— Start —
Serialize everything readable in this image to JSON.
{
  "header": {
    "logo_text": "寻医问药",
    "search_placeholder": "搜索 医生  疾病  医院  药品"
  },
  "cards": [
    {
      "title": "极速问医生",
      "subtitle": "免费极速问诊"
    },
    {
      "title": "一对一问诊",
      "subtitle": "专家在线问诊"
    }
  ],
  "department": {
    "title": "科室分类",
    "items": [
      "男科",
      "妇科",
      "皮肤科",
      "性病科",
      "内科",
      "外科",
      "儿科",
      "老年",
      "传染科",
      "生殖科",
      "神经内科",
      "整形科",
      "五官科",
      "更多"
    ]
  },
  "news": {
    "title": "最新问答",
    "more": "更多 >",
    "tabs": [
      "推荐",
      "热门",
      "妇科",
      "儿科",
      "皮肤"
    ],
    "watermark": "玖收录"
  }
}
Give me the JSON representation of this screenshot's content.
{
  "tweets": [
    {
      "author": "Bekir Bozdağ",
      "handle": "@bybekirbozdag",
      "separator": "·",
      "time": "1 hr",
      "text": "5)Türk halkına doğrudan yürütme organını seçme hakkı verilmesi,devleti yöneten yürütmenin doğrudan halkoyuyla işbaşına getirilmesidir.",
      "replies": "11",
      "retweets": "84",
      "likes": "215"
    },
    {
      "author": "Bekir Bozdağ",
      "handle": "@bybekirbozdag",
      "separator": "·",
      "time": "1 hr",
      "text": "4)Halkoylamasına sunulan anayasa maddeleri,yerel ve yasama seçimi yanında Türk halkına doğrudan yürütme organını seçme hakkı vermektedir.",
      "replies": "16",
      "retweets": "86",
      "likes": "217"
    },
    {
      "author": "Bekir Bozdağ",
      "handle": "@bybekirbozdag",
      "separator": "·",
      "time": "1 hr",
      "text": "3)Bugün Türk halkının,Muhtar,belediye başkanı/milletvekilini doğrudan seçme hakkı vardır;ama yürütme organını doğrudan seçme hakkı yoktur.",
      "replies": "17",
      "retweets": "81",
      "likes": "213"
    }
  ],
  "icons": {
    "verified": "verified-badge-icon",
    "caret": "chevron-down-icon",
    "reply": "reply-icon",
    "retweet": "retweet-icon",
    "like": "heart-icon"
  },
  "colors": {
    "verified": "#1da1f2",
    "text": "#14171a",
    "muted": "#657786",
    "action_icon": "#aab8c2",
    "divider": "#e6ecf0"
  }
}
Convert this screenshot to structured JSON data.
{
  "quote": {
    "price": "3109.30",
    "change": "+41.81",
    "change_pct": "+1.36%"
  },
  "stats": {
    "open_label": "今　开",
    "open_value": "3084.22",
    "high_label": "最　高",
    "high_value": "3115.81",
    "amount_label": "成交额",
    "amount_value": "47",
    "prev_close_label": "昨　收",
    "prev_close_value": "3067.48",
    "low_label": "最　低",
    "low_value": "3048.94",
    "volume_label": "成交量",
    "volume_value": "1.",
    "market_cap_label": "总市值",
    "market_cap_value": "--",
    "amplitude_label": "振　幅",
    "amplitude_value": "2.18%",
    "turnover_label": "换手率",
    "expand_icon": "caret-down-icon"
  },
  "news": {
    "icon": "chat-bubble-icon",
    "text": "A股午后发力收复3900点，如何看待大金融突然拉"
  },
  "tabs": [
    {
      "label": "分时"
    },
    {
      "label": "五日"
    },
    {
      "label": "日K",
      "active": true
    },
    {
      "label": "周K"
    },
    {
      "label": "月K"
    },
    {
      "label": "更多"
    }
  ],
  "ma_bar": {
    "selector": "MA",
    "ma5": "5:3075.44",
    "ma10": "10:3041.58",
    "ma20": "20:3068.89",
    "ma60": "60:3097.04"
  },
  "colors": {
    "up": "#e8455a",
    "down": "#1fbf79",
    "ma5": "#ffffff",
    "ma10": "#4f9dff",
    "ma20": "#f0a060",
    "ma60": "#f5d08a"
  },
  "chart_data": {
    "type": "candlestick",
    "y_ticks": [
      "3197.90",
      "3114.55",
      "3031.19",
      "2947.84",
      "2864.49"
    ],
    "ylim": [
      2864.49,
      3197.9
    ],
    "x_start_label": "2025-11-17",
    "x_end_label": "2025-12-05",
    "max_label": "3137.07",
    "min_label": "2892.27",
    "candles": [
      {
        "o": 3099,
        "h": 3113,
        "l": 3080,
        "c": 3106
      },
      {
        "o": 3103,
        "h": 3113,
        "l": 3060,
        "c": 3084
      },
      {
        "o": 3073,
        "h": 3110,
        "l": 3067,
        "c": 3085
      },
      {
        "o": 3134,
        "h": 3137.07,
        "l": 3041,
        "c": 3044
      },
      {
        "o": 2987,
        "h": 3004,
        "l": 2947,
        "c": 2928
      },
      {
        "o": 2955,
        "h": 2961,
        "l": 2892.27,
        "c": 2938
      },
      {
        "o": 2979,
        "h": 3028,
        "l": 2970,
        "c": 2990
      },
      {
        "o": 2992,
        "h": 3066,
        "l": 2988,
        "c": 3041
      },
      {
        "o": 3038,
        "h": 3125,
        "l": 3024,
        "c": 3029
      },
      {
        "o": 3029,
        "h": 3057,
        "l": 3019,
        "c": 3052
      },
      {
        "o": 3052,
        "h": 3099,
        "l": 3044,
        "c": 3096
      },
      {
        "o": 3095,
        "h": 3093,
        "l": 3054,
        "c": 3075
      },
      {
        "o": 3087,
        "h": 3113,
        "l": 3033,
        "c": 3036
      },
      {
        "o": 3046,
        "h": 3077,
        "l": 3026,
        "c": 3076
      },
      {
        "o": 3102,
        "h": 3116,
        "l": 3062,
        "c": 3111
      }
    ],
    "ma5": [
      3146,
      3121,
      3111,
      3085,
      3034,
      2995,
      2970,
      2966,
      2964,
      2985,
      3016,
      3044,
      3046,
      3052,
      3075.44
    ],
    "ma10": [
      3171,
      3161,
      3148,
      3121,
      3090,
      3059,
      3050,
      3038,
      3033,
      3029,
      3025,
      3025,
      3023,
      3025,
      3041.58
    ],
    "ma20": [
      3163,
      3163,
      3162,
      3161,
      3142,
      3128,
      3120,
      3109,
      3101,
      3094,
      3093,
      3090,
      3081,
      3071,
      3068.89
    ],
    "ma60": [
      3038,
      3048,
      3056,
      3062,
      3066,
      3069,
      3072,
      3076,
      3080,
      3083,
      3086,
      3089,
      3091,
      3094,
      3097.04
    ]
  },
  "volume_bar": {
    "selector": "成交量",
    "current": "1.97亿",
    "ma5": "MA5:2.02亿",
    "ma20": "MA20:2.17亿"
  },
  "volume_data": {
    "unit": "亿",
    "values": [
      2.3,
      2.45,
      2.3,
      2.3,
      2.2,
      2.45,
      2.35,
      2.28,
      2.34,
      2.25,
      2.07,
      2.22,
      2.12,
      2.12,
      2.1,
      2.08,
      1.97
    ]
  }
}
— End —
Given task> Extract every line above containing the word "retweets".

Answer in full>
      "retweets": "84",
      "retweets": "86",
      "retweets": "81",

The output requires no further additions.